Records excerpted from a collection:
►

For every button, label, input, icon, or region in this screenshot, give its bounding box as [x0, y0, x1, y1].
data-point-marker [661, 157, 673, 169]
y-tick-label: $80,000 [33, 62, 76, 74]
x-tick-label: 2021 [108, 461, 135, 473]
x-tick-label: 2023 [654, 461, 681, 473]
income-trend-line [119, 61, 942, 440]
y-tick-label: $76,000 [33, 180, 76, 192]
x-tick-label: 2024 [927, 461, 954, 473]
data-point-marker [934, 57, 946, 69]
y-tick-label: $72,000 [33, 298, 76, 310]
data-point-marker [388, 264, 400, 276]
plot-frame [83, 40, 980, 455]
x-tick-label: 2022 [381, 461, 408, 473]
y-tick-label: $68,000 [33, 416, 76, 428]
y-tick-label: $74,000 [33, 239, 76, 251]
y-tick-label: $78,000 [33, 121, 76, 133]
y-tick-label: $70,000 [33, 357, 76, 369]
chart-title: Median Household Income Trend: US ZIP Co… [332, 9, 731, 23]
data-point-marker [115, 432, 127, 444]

◄
►

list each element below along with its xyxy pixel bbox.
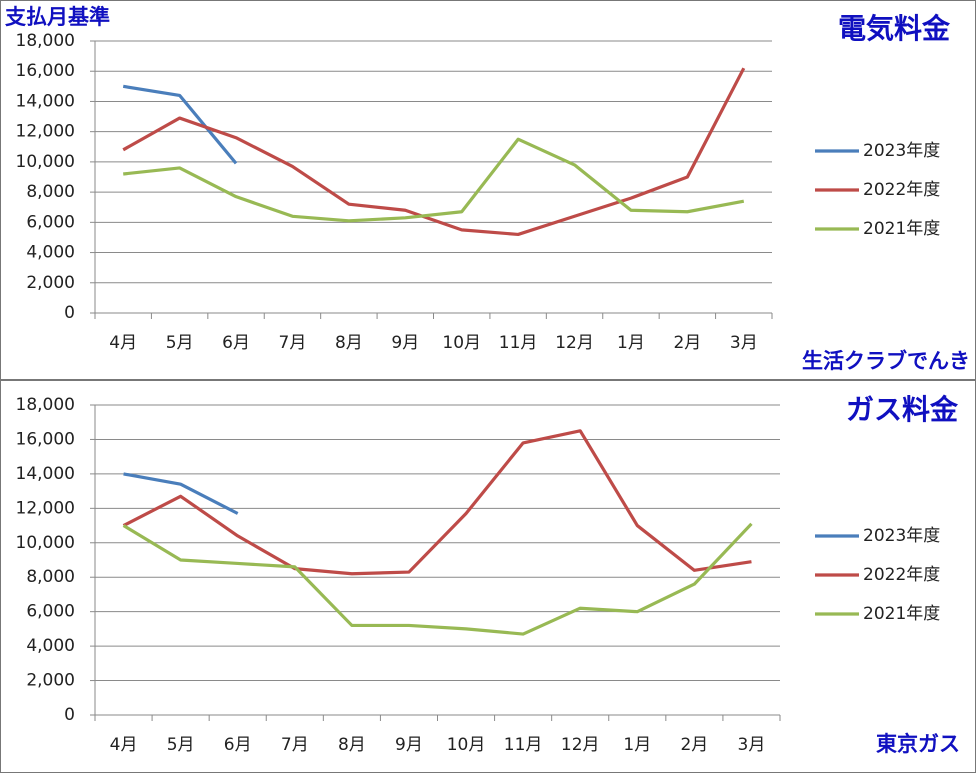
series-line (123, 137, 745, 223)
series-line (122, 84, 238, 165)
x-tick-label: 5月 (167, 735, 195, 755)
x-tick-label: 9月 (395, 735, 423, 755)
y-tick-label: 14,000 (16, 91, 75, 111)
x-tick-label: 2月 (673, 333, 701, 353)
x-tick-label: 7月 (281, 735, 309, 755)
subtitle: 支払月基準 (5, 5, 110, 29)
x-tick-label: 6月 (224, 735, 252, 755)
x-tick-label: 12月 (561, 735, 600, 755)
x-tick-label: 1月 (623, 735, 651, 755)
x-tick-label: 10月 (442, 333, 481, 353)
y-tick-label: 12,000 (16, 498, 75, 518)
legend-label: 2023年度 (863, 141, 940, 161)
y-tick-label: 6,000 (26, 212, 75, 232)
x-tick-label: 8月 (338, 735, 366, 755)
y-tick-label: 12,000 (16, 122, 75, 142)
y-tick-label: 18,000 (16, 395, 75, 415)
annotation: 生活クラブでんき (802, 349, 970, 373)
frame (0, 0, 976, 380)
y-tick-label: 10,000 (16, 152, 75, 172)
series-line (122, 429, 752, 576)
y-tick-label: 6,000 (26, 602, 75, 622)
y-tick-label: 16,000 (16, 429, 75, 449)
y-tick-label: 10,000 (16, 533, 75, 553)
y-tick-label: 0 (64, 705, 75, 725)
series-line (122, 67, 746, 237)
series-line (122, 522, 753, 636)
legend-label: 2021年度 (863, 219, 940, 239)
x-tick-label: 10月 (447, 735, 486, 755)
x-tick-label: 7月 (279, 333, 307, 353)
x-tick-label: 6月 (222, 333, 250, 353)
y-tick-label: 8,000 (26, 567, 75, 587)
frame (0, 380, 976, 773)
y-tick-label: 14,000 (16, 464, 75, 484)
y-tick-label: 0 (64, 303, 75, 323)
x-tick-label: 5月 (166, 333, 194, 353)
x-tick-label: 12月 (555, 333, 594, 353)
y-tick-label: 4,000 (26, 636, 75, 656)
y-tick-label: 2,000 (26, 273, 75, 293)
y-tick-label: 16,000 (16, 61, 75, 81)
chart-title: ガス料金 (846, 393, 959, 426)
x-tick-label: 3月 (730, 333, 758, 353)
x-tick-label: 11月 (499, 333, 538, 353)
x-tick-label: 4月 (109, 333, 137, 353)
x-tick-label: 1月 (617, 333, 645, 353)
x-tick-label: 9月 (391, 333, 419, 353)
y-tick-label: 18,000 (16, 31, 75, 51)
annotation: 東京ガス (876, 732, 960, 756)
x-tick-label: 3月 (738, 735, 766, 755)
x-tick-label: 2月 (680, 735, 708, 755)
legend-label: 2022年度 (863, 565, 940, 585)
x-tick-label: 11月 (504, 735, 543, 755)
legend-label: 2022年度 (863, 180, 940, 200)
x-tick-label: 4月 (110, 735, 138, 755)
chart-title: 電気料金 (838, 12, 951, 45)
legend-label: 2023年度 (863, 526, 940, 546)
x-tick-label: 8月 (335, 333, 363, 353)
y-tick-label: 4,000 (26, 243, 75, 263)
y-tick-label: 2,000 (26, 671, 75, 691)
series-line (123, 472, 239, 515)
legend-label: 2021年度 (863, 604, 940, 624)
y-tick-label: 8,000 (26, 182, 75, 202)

◄
►

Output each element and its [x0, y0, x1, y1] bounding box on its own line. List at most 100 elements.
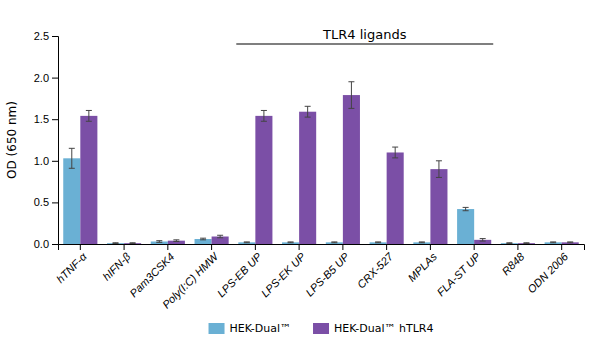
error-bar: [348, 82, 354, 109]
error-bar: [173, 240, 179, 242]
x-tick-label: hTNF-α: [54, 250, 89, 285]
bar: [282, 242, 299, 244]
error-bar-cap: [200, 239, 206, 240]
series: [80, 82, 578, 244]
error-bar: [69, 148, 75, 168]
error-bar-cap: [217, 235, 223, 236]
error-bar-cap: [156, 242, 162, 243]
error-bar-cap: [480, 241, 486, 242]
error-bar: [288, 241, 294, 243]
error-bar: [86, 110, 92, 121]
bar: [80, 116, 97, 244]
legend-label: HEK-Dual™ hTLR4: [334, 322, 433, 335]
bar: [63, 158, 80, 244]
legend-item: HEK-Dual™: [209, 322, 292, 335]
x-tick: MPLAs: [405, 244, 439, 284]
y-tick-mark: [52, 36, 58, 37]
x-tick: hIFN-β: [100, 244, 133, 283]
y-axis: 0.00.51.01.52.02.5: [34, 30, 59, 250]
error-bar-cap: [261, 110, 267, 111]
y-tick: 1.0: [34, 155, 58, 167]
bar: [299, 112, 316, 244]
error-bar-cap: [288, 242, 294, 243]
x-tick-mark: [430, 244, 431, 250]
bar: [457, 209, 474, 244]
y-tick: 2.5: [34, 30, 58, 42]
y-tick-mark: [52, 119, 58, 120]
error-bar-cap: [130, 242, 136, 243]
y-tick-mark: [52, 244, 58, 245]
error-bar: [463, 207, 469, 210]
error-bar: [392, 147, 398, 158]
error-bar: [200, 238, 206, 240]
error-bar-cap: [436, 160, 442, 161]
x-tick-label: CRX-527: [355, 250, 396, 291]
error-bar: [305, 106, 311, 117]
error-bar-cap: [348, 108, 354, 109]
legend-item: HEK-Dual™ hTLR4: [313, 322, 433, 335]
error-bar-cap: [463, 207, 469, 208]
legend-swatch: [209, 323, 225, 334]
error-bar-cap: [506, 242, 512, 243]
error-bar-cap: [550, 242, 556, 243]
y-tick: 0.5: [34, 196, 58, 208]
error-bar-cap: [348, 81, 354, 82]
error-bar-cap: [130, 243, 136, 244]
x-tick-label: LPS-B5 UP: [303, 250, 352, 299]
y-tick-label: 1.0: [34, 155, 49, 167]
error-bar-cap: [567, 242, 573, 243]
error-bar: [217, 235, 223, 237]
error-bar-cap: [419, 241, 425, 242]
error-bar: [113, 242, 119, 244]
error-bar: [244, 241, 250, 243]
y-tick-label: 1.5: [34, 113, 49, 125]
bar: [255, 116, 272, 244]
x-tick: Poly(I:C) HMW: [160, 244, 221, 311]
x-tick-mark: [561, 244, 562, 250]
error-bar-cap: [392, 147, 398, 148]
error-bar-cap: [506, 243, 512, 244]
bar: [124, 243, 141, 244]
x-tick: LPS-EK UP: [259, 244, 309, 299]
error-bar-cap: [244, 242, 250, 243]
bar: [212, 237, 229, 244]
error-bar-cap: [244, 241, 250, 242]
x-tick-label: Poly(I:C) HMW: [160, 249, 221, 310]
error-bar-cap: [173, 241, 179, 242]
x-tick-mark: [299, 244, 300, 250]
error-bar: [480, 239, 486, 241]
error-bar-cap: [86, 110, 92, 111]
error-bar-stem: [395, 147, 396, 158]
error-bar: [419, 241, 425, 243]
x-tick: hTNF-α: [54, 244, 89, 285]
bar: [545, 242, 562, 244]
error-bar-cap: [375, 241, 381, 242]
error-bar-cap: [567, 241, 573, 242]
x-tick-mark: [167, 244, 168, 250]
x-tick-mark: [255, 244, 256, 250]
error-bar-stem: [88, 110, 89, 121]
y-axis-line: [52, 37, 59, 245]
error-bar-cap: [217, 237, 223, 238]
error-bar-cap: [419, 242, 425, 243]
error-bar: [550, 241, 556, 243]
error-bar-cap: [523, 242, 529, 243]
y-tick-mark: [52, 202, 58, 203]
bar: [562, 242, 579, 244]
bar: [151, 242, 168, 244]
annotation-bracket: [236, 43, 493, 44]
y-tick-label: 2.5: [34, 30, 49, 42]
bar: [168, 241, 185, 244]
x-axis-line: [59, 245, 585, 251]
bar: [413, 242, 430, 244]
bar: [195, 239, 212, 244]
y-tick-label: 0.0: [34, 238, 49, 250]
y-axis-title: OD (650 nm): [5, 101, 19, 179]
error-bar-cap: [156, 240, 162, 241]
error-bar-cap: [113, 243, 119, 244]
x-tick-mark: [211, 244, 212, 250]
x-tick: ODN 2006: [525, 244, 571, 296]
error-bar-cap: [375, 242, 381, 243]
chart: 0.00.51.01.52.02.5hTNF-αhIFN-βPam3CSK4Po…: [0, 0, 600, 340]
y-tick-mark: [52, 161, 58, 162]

◄

**Task brief**
Repeat the records above from the line with "For every button, label, input, icon, or" to the line with "x-tick-label: 2021 [108, 461, 135, 473]", both included.

**Answer to this task**
For every button, label, input, icon, or region in this screenshot, give its bounding box as [x0, y0, x1, y1].
data-point-marker [661, 157, 673, 169]
y-tick-label: $80,000 [33, 62, 76, 74]
x-tick-label: 2021 [108, 461, 135, 473]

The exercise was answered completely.